_Given exercise_
Below are some records. Say how many of their lines contain the string "this", and give nothing but the number.

_Provided material_
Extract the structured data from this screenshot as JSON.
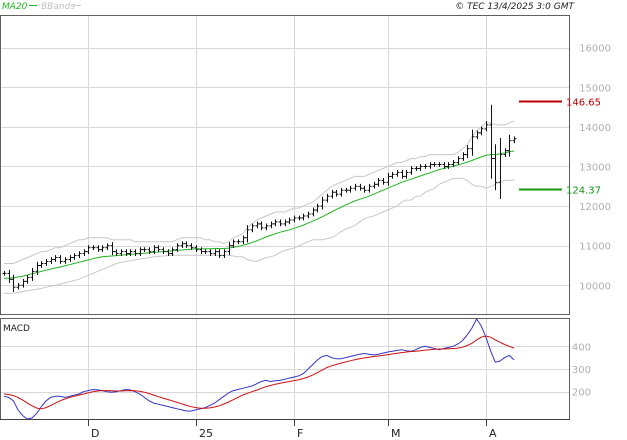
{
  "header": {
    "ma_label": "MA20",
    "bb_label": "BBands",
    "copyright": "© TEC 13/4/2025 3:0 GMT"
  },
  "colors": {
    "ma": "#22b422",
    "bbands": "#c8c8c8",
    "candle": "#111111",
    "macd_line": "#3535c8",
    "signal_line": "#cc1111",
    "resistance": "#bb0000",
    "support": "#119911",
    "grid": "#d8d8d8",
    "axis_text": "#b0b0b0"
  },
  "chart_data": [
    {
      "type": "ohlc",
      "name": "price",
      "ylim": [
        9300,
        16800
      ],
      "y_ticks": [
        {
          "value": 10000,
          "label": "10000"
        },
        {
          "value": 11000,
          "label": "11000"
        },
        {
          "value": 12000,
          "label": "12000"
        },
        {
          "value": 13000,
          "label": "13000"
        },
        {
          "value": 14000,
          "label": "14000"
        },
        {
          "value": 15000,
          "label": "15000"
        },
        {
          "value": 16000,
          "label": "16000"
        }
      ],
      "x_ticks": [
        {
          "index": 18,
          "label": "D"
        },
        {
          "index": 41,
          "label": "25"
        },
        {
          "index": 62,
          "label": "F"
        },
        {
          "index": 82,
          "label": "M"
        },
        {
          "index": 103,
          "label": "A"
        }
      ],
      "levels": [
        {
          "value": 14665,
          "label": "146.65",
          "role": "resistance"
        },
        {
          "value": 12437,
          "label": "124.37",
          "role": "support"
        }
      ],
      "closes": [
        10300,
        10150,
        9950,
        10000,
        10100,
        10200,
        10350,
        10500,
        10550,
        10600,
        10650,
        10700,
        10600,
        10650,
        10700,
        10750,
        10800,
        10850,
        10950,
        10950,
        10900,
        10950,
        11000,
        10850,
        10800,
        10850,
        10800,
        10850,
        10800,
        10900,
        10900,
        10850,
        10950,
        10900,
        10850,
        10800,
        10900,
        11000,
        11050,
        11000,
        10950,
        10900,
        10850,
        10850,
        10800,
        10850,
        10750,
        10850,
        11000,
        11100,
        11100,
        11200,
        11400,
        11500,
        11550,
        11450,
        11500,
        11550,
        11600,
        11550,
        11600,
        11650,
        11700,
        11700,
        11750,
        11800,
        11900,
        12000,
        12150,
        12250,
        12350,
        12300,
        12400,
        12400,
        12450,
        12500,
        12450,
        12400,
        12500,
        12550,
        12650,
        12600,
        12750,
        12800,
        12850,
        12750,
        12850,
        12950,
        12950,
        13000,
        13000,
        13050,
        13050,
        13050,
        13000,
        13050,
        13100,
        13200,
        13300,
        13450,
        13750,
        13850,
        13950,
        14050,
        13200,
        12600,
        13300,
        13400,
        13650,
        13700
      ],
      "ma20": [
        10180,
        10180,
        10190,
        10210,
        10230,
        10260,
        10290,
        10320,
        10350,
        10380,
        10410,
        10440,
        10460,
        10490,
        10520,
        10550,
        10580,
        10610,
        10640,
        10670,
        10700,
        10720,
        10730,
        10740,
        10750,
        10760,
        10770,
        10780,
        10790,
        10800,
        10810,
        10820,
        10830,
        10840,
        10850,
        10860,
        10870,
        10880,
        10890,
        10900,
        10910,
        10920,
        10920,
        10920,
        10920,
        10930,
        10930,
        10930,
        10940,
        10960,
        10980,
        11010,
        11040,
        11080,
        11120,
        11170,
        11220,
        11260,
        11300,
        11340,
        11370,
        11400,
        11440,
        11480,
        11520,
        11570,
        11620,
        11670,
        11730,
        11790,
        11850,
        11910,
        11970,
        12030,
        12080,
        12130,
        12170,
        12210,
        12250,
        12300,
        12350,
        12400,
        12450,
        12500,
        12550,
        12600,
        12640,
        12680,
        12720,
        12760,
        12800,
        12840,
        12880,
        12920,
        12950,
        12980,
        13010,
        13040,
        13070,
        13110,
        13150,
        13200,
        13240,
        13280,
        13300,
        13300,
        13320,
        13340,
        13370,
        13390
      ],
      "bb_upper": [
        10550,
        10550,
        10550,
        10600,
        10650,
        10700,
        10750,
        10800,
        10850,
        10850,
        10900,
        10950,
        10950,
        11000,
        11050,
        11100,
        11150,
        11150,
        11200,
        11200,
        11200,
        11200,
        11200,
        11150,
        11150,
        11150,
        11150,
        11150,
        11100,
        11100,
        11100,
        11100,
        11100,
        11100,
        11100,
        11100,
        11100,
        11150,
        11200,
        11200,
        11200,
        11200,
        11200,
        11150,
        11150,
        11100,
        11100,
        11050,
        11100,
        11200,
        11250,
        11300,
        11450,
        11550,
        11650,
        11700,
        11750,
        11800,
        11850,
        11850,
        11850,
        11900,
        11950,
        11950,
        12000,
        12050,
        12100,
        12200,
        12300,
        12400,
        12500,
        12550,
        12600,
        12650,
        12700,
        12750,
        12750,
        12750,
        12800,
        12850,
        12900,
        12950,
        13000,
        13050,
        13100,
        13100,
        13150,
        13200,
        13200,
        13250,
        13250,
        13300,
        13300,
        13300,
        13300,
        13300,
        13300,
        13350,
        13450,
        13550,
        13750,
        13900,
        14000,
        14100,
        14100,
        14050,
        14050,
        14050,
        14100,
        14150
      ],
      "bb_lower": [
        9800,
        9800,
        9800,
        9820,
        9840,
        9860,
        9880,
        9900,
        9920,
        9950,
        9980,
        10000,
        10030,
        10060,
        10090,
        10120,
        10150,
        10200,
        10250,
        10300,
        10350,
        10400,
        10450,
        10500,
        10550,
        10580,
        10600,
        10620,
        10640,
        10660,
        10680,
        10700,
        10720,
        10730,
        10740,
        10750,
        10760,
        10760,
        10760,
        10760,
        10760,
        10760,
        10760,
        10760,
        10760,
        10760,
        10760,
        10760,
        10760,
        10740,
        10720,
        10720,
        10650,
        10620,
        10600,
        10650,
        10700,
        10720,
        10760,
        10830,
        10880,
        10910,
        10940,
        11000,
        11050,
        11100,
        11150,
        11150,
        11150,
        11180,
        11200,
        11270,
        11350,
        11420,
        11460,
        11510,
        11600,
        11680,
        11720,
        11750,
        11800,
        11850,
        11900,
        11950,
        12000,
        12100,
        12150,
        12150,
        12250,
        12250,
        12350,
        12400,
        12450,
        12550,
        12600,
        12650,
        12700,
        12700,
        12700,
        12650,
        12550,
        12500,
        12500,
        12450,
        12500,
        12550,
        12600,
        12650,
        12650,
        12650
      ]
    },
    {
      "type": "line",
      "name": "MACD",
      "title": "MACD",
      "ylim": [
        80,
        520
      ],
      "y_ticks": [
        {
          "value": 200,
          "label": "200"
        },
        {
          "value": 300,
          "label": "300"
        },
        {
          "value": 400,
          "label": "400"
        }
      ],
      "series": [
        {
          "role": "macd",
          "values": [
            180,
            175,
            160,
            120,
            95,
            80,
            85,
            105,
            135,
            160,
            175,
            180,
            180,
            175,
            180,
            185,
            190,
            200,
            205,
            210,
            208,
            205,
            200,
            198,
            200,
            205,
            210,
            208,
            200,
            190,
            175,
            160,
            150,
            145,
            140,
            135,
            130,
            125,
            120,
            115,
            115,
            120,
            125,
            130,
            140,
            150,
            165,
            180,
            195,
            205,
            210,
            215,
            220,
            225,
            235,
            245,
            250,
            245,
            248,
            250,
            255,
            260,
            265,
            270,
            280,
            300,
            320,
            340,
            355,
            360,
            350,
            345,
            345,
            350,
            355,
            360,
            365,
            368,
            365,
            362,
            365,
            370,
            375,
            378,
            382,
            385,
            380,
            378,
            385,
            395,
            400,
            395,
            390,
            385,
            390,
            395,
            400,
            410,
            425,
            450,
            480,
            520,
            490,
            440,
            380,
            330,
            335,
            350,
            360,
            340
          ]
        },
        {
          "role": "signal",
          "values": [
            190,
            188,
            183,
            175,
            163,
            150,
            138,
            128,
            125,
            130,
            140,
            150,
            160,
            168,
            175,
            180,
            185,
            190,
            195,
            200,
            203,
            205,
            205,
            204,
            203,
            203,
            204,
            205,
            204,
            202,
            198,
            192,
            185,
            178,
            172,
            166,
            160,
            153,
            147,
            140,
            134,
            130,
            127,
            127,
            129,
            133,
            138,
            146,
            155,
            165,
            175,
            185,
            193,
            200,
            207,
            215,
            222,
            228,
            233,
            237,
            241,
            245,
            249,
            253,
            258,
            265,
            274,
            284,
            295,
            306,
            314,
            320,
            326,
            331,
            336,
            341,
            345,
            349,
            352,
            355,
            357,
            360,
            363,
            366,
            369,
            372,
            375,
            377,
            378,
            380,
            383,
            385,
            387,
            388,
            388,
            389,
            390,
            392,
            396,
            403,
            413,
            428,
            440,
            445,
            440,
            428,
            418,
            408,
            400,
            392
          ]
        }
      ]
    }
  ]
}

...

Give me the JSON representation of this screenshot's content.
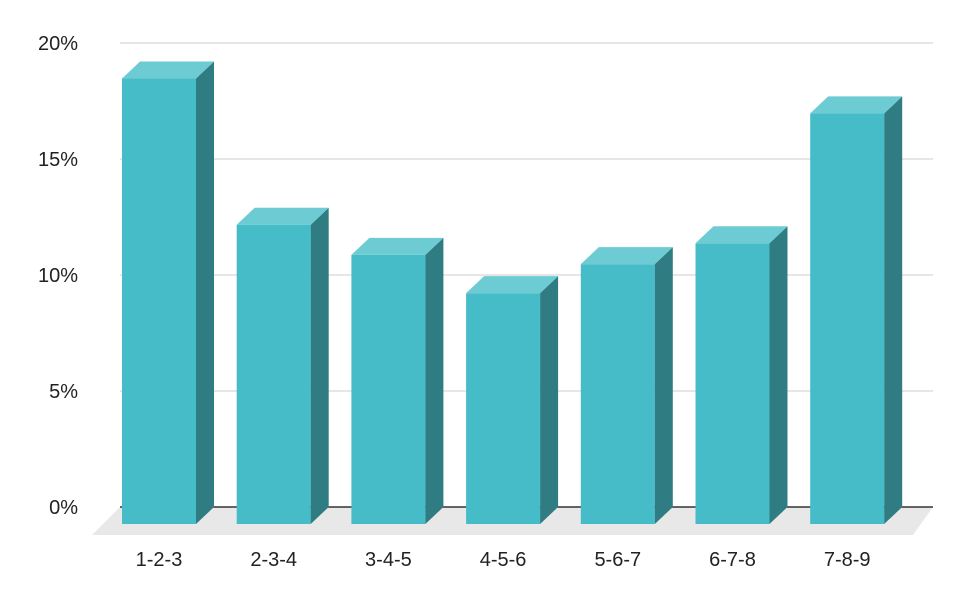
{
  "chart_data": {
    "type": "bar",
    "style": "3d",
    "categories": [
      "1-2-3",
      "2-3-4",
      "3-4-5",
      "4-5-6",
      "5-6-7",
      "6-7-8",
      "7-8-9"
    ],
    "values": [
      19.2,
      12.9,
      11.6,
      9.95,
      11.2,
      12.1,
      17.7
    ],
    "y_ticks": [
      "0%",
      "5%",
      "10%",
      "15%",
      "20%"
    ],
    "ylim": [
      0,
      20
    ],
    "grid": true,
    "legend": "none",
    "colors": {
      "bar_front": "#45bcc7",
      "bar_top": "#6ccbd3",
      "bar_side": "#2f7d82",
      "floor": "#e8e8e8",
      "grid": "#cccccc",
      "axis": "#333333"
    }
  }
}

_Written solution_
2